- Brief
Copy the listing below in full and skip every picture.

- Input rows
^^^^
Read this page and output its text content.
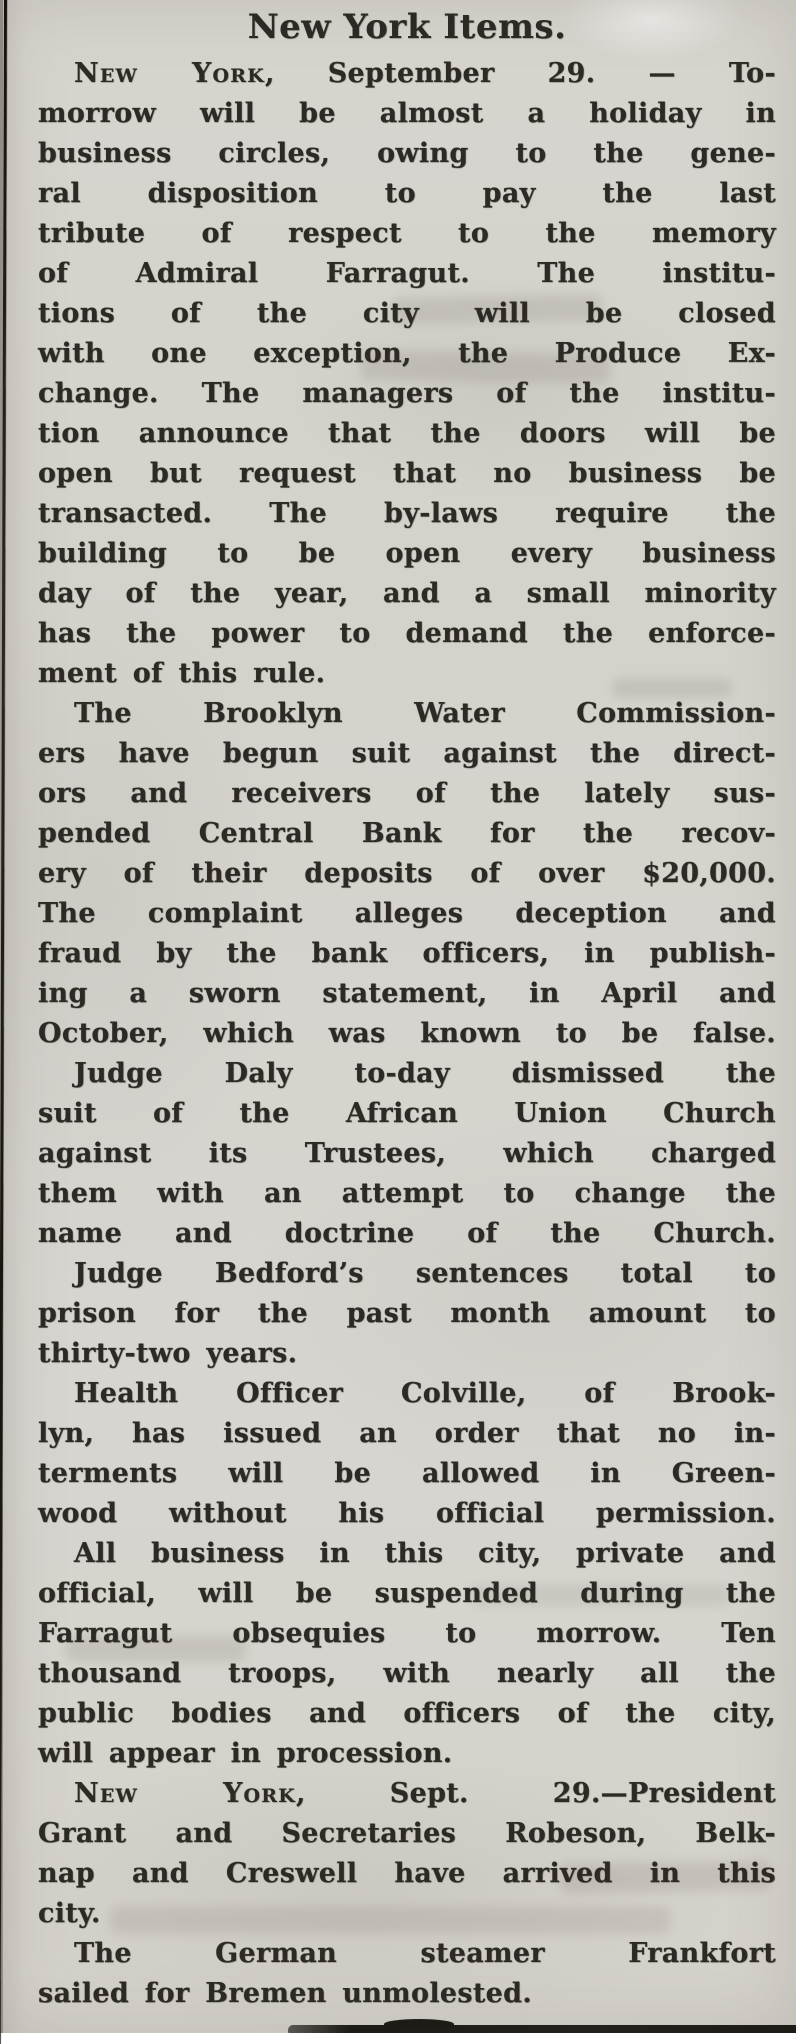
New York Items.
New York, September 29. — To-
morrow will be almost a holiday in
business circles, owing to the gene-
ral disposition to pay the last
tribute of respect to the memory
of Admiral Farragut. The institu-
tions of the city will be closed
with one exception, the Produce Ex-
change. The managers of the institu-
tion announce that the doors will be
open but request that no business be
transacted. The by-laws require the
building to be open every business
day of the year, and a small minority
has the power to demand the enforce-
ment of this rule.
The Brooklyn Water Commission-
ers have begun suit against the direct-
ors and receivers of the lately sus-
pended Central Bank for the recov-
ery of their deposits of over $20,000.
The complaint alleges deception and
fraud by the bank officers, in publish-
ing a sworn statement, in April and
October, which was known to be false.
Judge Daly to-day dismissed the
suit of the African Union Church
against its Trustees, which charged
them with an attempt to change the
name and doctrine of the Church.
Judge Bedford’s sentences total to
prison for the past month amount to
thirty-two years.
Health Officer Colville, of Brook-
lyn, has issued an order that no in-
terments will be allowed in Green-
wood without his official permission.
All business in this city, private and
official, will be suspended during the
Farragut obsequies to morrow. Ten
thousand troops, with nearly all the
public bodies and officers of the city,
will appear in procession.
New York, Sept. 29.—President
Grant and Secretaries Robeson, Belk-
nap and Creswell have arrived in this
city.
The German steamer Frankfort
sailed for Bremen unmolested.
^^^^
- Output for this task
Read this page and output its text content.
New York Items.
New York, September 29. — To-
morrow will be almost a holiday in
business circles, owing to the gene-
ral disposition to pay the last
tribute of respect to the memory
of Admiral Farragut. The institu-
tions of the city will be closed
with one exception, the Produce Ex-
change. The managers of the institu-
tion announce that the doors will be
open but request that no business be
transacted. The by-laws require the
building to be open every business
day of the year, and a small minority
has the power to demand the enforce-
ment of this rule.
The Brooklyn Water Commission-
ers have begun suit against the direct-
ors and receivers of the lately sus-
pended Central Bank for the recov-
ery of their deposits of over $20,000.
The complaint alleges deception and
fraud by the bank officers, in publish-
ing a sworn statement, in April and
October, which was known to be false.
Judge Daly to-day dismissed the
suit of the African Union Church
against its Trustees, which charged
them with an attempt to change the
name and doctrine of the Church.
Judge Bedford’s sentences total to
prison for the past month amount to
thirty-two years.
Health Officer Colville, of Brook-
lyn, has issued an order that no in-
terments will be allowed in Green-
wood without his official permission.
All business in this city, private and
official, will be suspended during the
Farragut obsequies to morrow. Ten
thousand troops, with nearly all the
public bodies and officers of the city,
will appear in procession.
New York, Sept. 29.—President
Grant and Secretaries Robeson, Belk-
nap and Creswell have arrived in this
city.
The German steamer Frankfort
sailed for Bremen unmolested.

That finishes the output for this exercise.